- _Exercise aim_
Write out the entries verbatim and leave the images out of the copy.
§
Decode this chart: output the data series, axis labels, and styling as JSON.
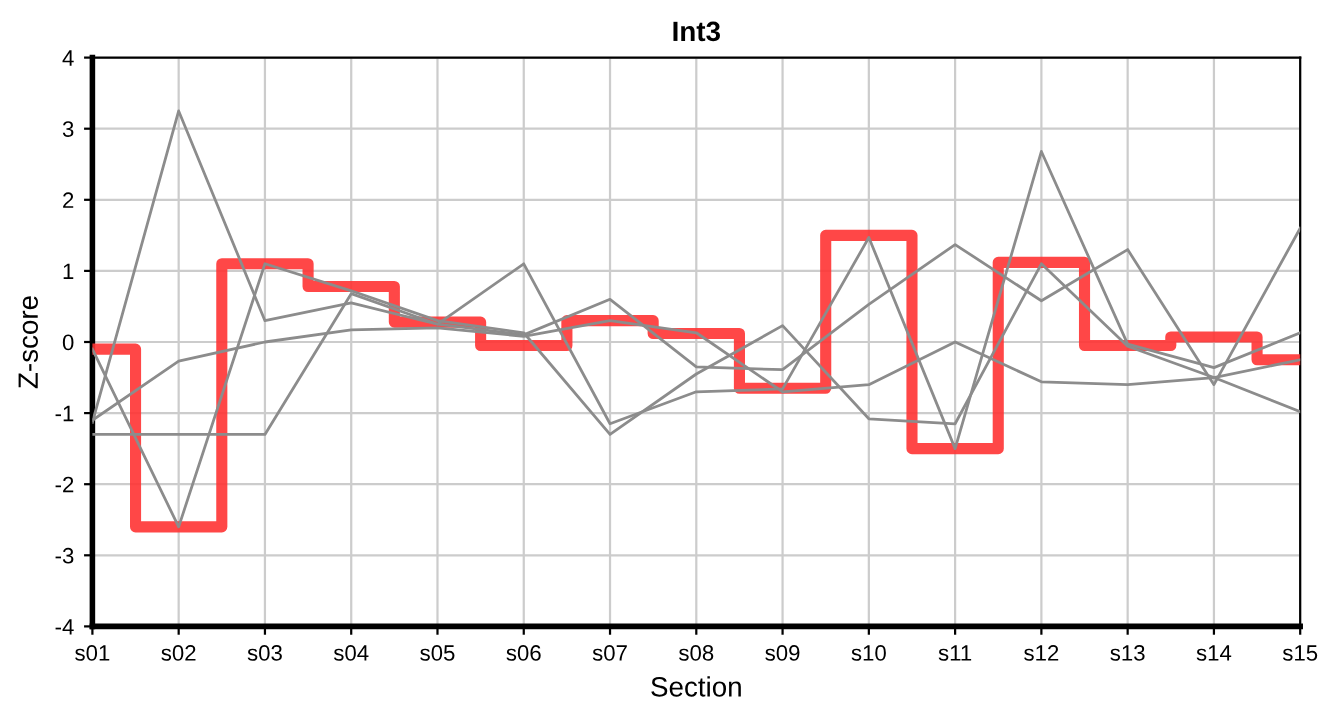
{
  "chart_data": {
    "type": "line",
    "title": "Int3",
    "xlabel": "Section",
    "ylabel": "Z-score",
    "categories": [
      "s01",
      "s02",
      "s03",
      "s04",
      "s05",
      "s06",
      "s07",
      "s08",
      "s09",
      "s10",
      "s11",
      "s12",
      "s13",
      "s14",
      "s15"
    ],
    "series": [
      {
        "color": "#8c8c8c",
        "values": [
          -1.13,
          3.25,
          0.3,
          0.55,
          0.25,
          0.1,
          0.6,
          -0.35,
          -0.39,
          0.53,
          1.37,
          0.58,
          1.3,
          -0.6,
          1.6
        ]
      },
      {
        "color": "#8c8c8c",
        "values": [
          -0.1,
          -2.6,
          1.1,
          0.72,
          0.3,
          0.13,
          -1.3,
          -0.45,
          0.23,
          -1.08,
          -1.15,
          1.1,
          -0.06,
          -0.5,
          -0.98
        ]
      },
      {
        "color": "#8c8c8c",
        "values": [
          -1.3,
          -1.3,
          -1.3,
          0.68,
          0.25,
          1.1,
          -1.15,
          -0.7,
          -0.66,
          1.47,
          -1.5,
          2.68,
          -0.03,
          -0.36,
          0.13
        ]
      },
      {
        "color": "#8c8c8c",
        "values": [
          -1.1,
          -0.27,
          0.0,
          0.17,
          0.2,
          0.08,
          0.3,
          0.13,
          -0.7,
          -0.6,
          0.0,
          -0.56,
          -0.6,
          -0.5,
          -0.25
        ]
      },
      {
        "type": "step",
        "color": "#ff3333",
        "values": [
          -0.1,
          -2.6,
          1.1,
          0.78,
          0.28,
          -0.05,
          0.3,
          0.12,
          -0.65,
          1.5,
          -1.5,
          1.12,
          -0.05,
          0.07,
          -0.25
        ]
      }
    ],
    "ylim": [
      -4,
      4
    ],
    "yticks": [
      -4,
      -3,
      -2,
      -1,
      0,
      1,
      2,
      3,
      4
    ],
    "grid": true,
    "legend": false
  }
}
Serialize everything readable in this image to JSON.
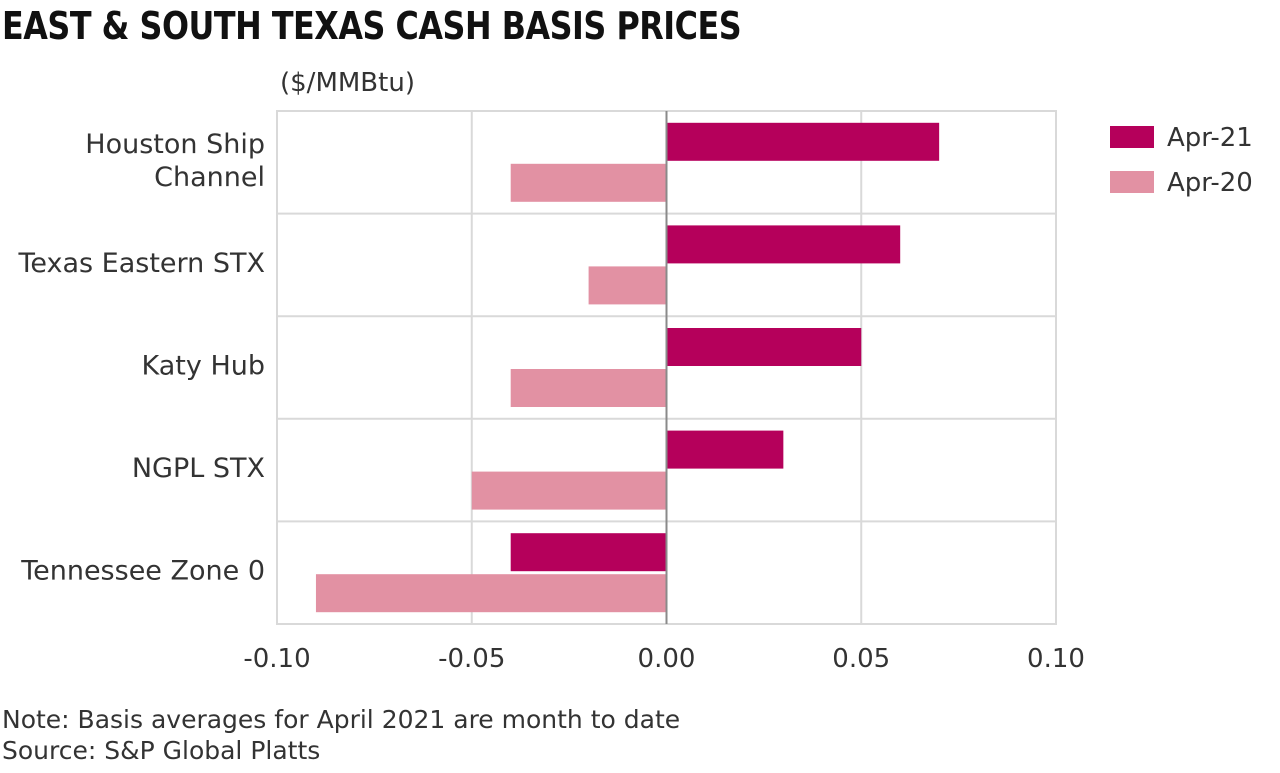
{
  "page": {
    "title": "EAST & SOUTH TEXAS CASH BASIS PRICES",
    "unit_label": "($/MMBtu)",
    "note": "Note: Basis averages for April 2021 are month to date",
    "source": "Source: S&P Global Platts"
  },
  "chart_data": {
    "type": "bar",
    "orientation": "horizontal",
    "title": "EAST & SOUTH TEXAS CASH BASIS PRICES",
    "ylabel": "($/MMBtu)",
    "categories": [
      [
        "Houston Ship",
        "Channel"
      ],
      [
        "Texas Eastern STX"
      ],
      [
        "Katy Hub"
      ],
      [
        "NGPL STX"
      ],
      [
        "Tennessee Zone 0"
      ]
    ],
    "series": [
      {
        "name": "Apr-21",
        "color": "#b5005b",
        "values": [
          0.07,
          0.06,
          0.05,
          0.03,
          -0.04
        ]
      },
      {
        "name": "Apr-20",
        "color": "#e291a3",
        "values": [
          -0.04,
          -0.02,
          -0.04,
          -0.05,
          -0.09
        ]
      }
    ],
    "xlim": [
      -0.1,
      0.1
    ],
    "xticks": [
      "-0.10",
      "-0.05",
      "0.00",
      "0.05",
      "0.10"
    ],
    "grid": true,
    "legend": "top-right"
  }
}
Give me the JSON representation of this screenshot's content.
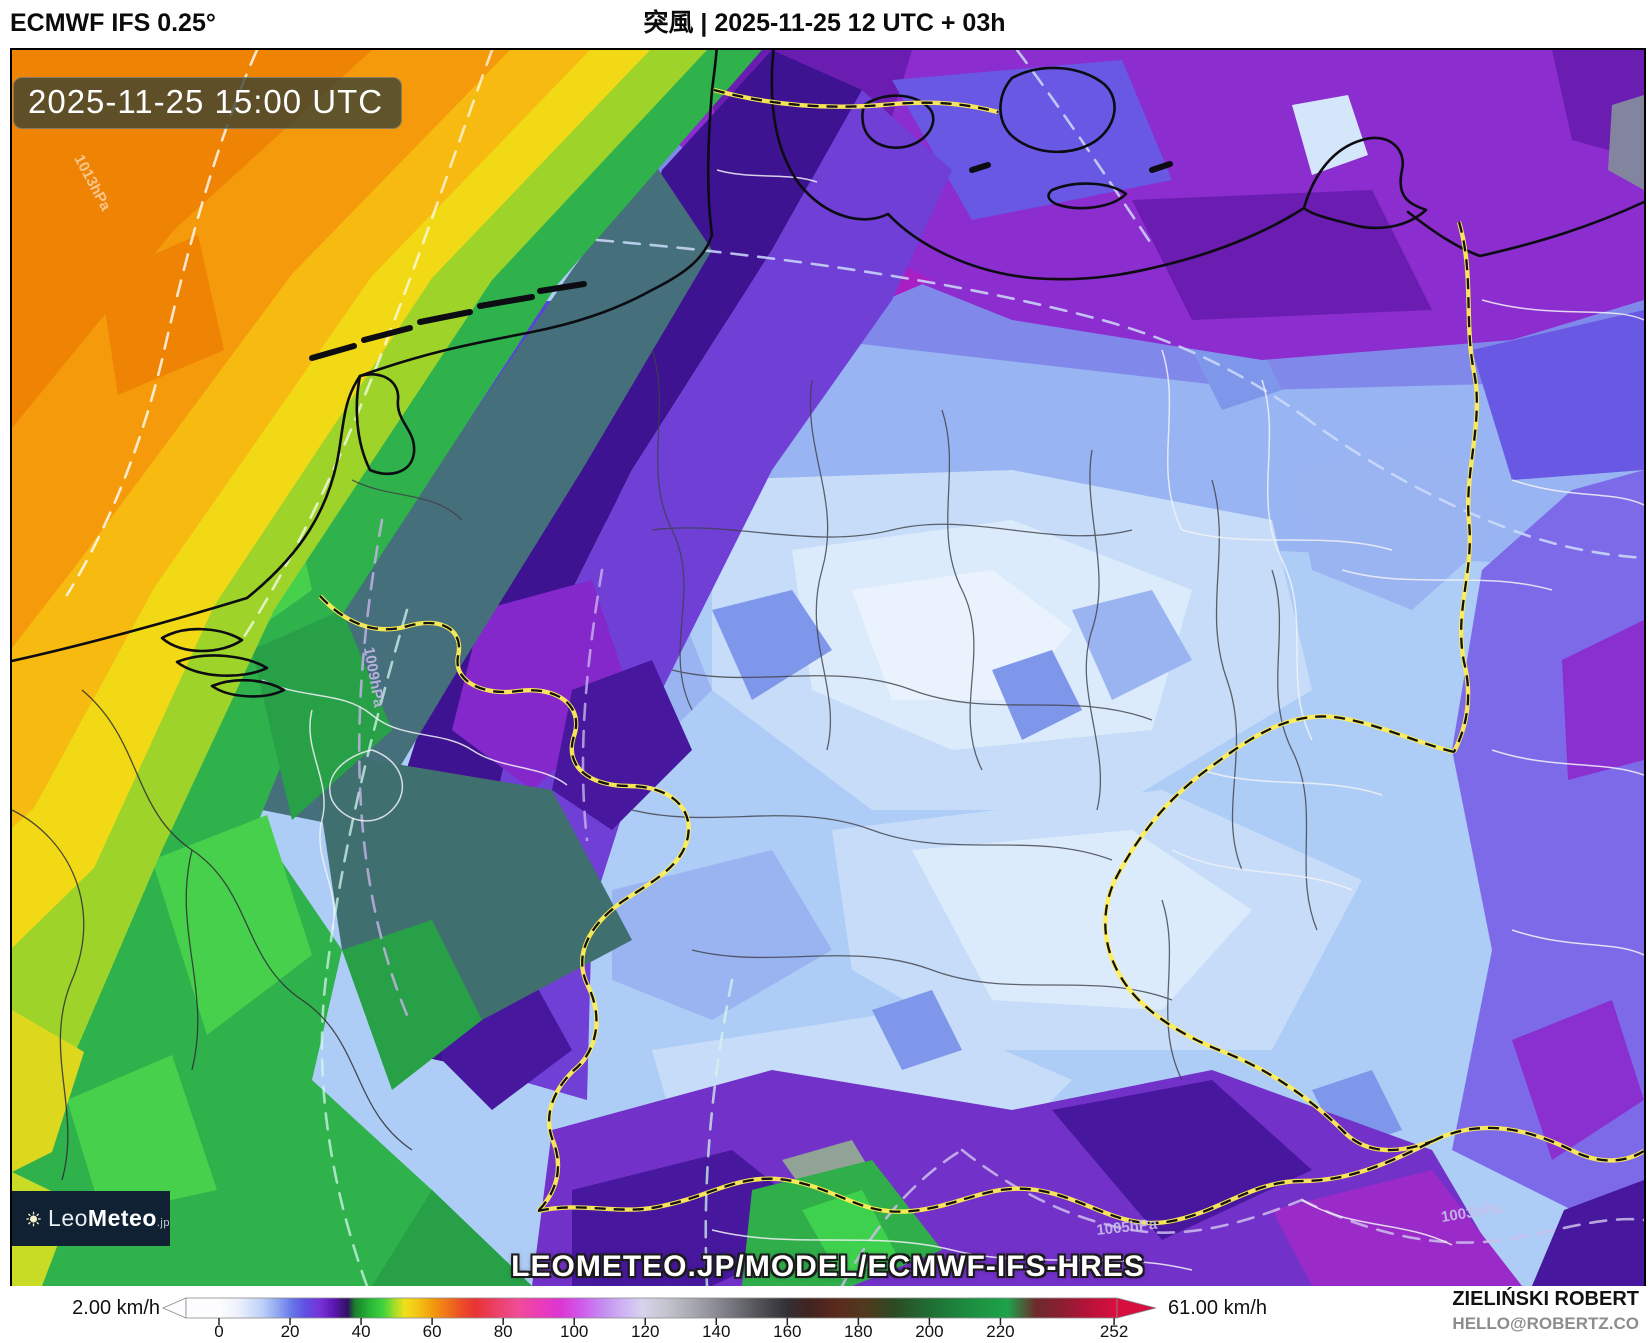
{
  "header": {
    "model_label": "ECMWF IFS 0.25°",
    "title": "突風 | 2025-11-25 12 UTC + 03h"
  },
  "map": {
    "timestamp": "2025-11-25 15:00 UTC",
    "watermark": "LEOMETEO.JP/MODEL/ECMWF-IFS-HRES",
    "logo": {
      "prefix": "Leo",
      "bold": "Meteo",
      "suffix": ".jp"
    },
    "isobar_labels": {
      "northwest": "1013hPa",
      "west": "1009hPa",
      "south": "1005hPa",
      "southeast": "1003hPa"
    }
  },
  "colorbar": {
    "min_label": "2.00 km/h",
    "max_label": "61.00 km/h",
    "unit": "km/h",
    "ticks": [
      "0",
      "20",
      "40",
      "60",
      "80",
      "100",
      "120",
      "140",
      "160",
      "180",
      "200",
      "220",
      "252"
    ],
    "gradient": [
      {
        "v": 0,
        "c": "#fdfdff"
      },
      {
        "v": 6,
        "c": "#e8eefc"
      },
      {
        "v": 12,
        "c": "#bcd0f7"
      },
      {
        "v": 16,
        "c": "#93a9f1"
      },
      {
        "v": 20,
        "c": "#6a79ea"
      },
      {
        "v": 24,
        "c": "#5e50e2"
      },
      {
        "v": 28,
        "c": "#7634d8"
      },
      {
        "v": 32,
        "c": "#5c17b4"
      },
      {
        "v": 36,
        "c": "#2d1260"
      },
      {
        "v": 38,
        "c": "#1b7d2a"
      },
      {
        "v": 42,
        "c": "#27b437"
      },
      {
        "v": 46,
        "c": "#3fd33f"
      },
      {
        "v": 49,
        "c": "#9edc28"
      },
      {
        "v": 52,
        "c": "#eee01c"
      },
      {
        "v": 56,
        "c": "#f4c115"
      },
      {
        "v": 60,
        "c": "#f39a0d"
      },
      {
        "v": 64,
        "c": "#f0751c"
      },
      {
        "v": 68,
        "c": "#ec4f26"
      },
      {
        "v": 72,
        "c": "#e93336"
      },
      {
        "v": 78,
        "c": "#ec4168"
      },
      {
        "v": 84,
        "c": "#f04d96"
      },
      {
        "v": 90,
        "c": "#ec3cb8"
      },
      {
        "v": 96,
        "c": "#dc35d2"
      },
      {
        "v": 102,
        "c": "#cf5bee"
      },
      {
        "v": 108,
        "c": "#c48ef0"
      },
      {
        "v": 114,
        "c": "#cfb5f3"
      },
      {
        "v": 119,
        "c": "#d9d2ee"
      },
      {
        "v": 126,
        "c": "#c3c4cd"
      },
      {
        "v": 135,
        "c": "#9fa0a9"
      },
      {
        "v": 144,
        "c": "#77787f"
      },
      {
        "v": 152,
        "c": "#525158"
      },
      {
        "v": 160,
        "c": "#323035"
      },
      {
        "v": 166,
        "c": "#41231f"
      },
      {
        "v": 174,
        "c": "#5c2a1e"
      },
      {
        "v": 182,
        "c": "#4f3a1c"
      },
      {
        "v": 190,
        "c": "#2c4a24"
      },
      {
        "v": 200,
        "c": "#1e6e34"
      },
      {
        "v": 212,
        "c": "#1d8f41"
      },
      {
        "v": 222,
        "c": "#1fa24b"
      },
      {
        "v": 230,
        "c": "#6d2a2c"
      },
      {
        "v": 238,
        "c": "#8f1c33"
      },
      {
        "v": 245,
        "c": "#b8123a"
      },
      {
        "v": 252,
        "c": "#d60f3f"
      }
    ]
  },
  "credits": {
    "author": "ZIELIŃSKI ROBERT",
    "contact": "HELLO@ROBERTZ.CO"
  }
}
§
- _Answer to the exercise_
Decode this chart: output the data series, axis labels, and styling as JSON.
{
  "chart_data": {
    "type": "line",
    "title": "Int3",
    "xlabel": "Section",
    "ylabel": "Z-score",
    "categories": [
      "s01",
      "s02",
      "s03",
      "s04",
      "s05",
      "s06",
      "s07",
      "s08",
      "s09",
      "s10",
      "s11",
      "s12",
      "s13",
      "s14",
      "s15"
    ],
    "series": [
      {
        "color": "#8c8c8c",
        "values": [
          -1.13,
          3.25,
          0.3,
          0.55,
          0.25,
          0.1,
          0.6,
          -0.35,
          -0.39,
          0.53,
          1.37,
          0.58,
          1.3,
          -0.6,
          1.6
        ]
      },
      {
        "color": "#8c8c8c",
        "values": [
          -0.1,
          -2.6,
          1.1,
          0.72,
          0.3,
          0.13,
          -1.3,
          -0.45,
          0.23,
          -1.08,
          -1.15,
          1.1,
          -0.06,
          -0.5,
          -0.98
        ]
      },
      {
        "color": "#8c8c8c",
        "values": [
          -1.3,
          -1.3,
          -1.3,
          0.68,
          0.25,
          1.1,
          -1.15,
          -0.7,
          -0.66,
          1.47,
          -1.5,
          2.68,
          -0.03,
          -0.36,
          0.13
        ]
      },
      {
        "color": "#8c8c8c",
        "values": [
          -1.1,
          -0.27,
          0.0,
          0.17,
          0.2,
          0.08,
          0.3,
          0.13,
          -0.7,
          -0.6,
          0.0,
          -0.56,
          -0.6,
          -0.5,
          -0.25
        ]
      },
      {
        "type": "step",
        "color": "#ff3333",
        "values": [
          -0.1,
          -2.6,
          1.1,
          0.78,
          0.28,
          -0.05,
          0.3,
          0.12,
          -0.65,
          1.5,
          -1.5,
          1.12,
          -0.05,
          0.07,
          -0.25
        ]
      }
    ],
    "ylim": [
      -4,
      4
    ],
    "yticks": [
      -4,
      -3,
      -2,
      -1,
      0,
      1,
      2,
      3,
      4
    ],
    "grid": true,
    "legend": false
  }
}
Serialize everything readable in this image to JSON.
{
  "page": {
    "title": "EAST & SOUTH TEXAS CASH BASIS PRICES",
    "unit_label": "($/MMBtu)",
    "note": "Note: Basis averages for April 2021 are month to date",
    "source": "Source: S&P Global Platts"
  },
  "chart_data": {
    "type": "bar",
    "orientation": "horizontal",
    "title": "EAST & SOUTH TEXAS CASH BASIS PRICES",
    "ylabel": "($/MMBtu)",
    "categories": [
      [
        "Houston Ship",
        "Channel"
      ],
      [
        "Texas Eastern STX"
      ],
      [
        "Katy Hub"
      ],
      [
        "NGPL STX"
      ],
      [
        "Tennessee Zone 0"
      ]
    ],
    "series": [
      {
        "name": "Apr-21",
        "color": "#b5005b",
        "values": [
          0.07,
          0.06,
          0.05,
          0.03,
          -0.04
        ]
      },
      {
        "name": "Apr-20",
        "color": "#e291a3",
        "values": [
          -0.04,
          -0.02,
          -0.04,
          -0.05,
          -0.09
        ]
      }
    ],
    "xlim": [
      -0.1,
      0.1
    ],
    "xticks": [
      "-0.10",
      "-0.05",
      "0.00",
      "0.05",
      "0.10"
    ],
    "grid": true,
    "legend": "top-right"
  }
}
Give me the JSON representation of this screenshot's content.
{
  "header": {
    "model_label": "ECMWF IFS 0.25°",
    "title": "突風 | 2025-11-25 12 UTC + 03h"
  },
  "map": {
    "timestamp": "2025-11-25 15:00 UTC",
    "watermark": "LEOMETEO.JP/MODEL/ECMWF-IFS-HRES",
    "logo": {
      "prefix": "Leo",
      "bold": "Meteo",
      "suffix": ".jp"
    },
    "isobar_labels": {
      "northwest": "1013hPa",
      "west": "1009hPa",
      "south": "1005hPa",
      "southeast": "1003hPa"
    }
  },
  "colorbar": {
    "min_label": "2.00 km/h",
    "max_label": "61.00 km/h",
    "unit": "km/h",
    "ticks": [
      "0",
      "20",
      "40",
      "60",
      "80",
      "100",
      "120",
      "140",
      "160",
      "180",
      "200",
      "220",
      "252"
    ],
    "gradient": [
      {
        "v": 0,
        "c": "#fdfdff"
      },
      {
        "v": 6,
        "c": "#e8eefc"
      },
      {
        "v": 12,
        "c": "#bcd0f7"
      },
      {
        "v": 16,
        "c": "#93a9f1"
      },
      {
        "v": 20,
        "c": "#6a79ea"
      },
      {
        "v": 24,
        "c": "#5e50e2"
      },
      {
        "v": 28,
        "c": "#7634d8"
      },
      {
        "v": 32,
        "c": "#5c17b4"
      },
      {
        "v": 36,
        "c": "#2d1260"
      },
      {
        "v": 38,
        "c": "#1b7d2a"
      },
      {
        "v": 42,
        "c": "#27b437"
      },
      {
        "v": 46,
        "c": "#3fd33f"
      },
      {
        "v": 49,
        "c": "#9edc28"
      },
      {
        "v": 52,
        "c": "#eee01c"
      },
      {
        "v": 56,
        "c": "#f4c115"
      },
      {
        "v": 60,
        "c": "#f39a0d"
      },
      {
        "v": 64,
        "c": "#f0751c"
      },
      {
        "v": 68,
        "c": "#ec4f26"
      },
      {
        "v": 72,
        "c": "#e93336"
      },
      {
        "v": 78,
        "c": "#ec4168"
      },
      {
        "v": 84,
        "c": "#f04d96"
      },
      {
        "v": 90,
        "c": "#ec3cb8"
      },
      {
        "v": 96,
        "c": "#dc35d2"
      },
      {
        "v": 102,
        "c": "#cf5bee"
      },
      {
        "v": 108,
        "c": "#c48ef0"
      },
      {
        "v": 114,
        "c": "#cfb5f3"
      },
      {
        "v": 119,
        "c": "#d9d2ee"
      },
      {
        "v": 126,
        "c": "#c3c4cd"
      },
      {
        "v": 135,
        "c": "#9fa0a9"
      },
      {
        "v": 144,
        "c": "#77787f"
      },
      {
        "v": 152,
        "c": "#525158"
      },
      {
        "v": 160,
        "c": "#323035"
      },
      {
        "v": 166,
        "c": "#41231f"
      },
      {
        "v": 174,
        "c": "#5c2a1e"
      },
      {
        "v": 182,
        "c": "#4f3a1c"
      },
      {
        "v": 190,
        "c": "#2c4a24"
      },
      {
        "v": 200,
        "c": "#1e6e34"
      },
      {
        "v": 212,
        "c": "#1d8f41"
      },
      {
        "v": 222,
        "c": "#1fa24b"
      },
      {
        "v": 230,
        "c": "#6d2a2c"
      },
      {
        "v": 238,
        "c": "#8f1c33"
      },
      {
        "v": 245,
        "c": "#b8123a"
      },
      {
        "v": 252,
        "c": "#d60f3f"
      }
    ]
  },
  "credits": {
    "author": "ZIELIŃSKI ROBERT",
    "contact": "HELLO@ROBERTZ.CO"
  }
}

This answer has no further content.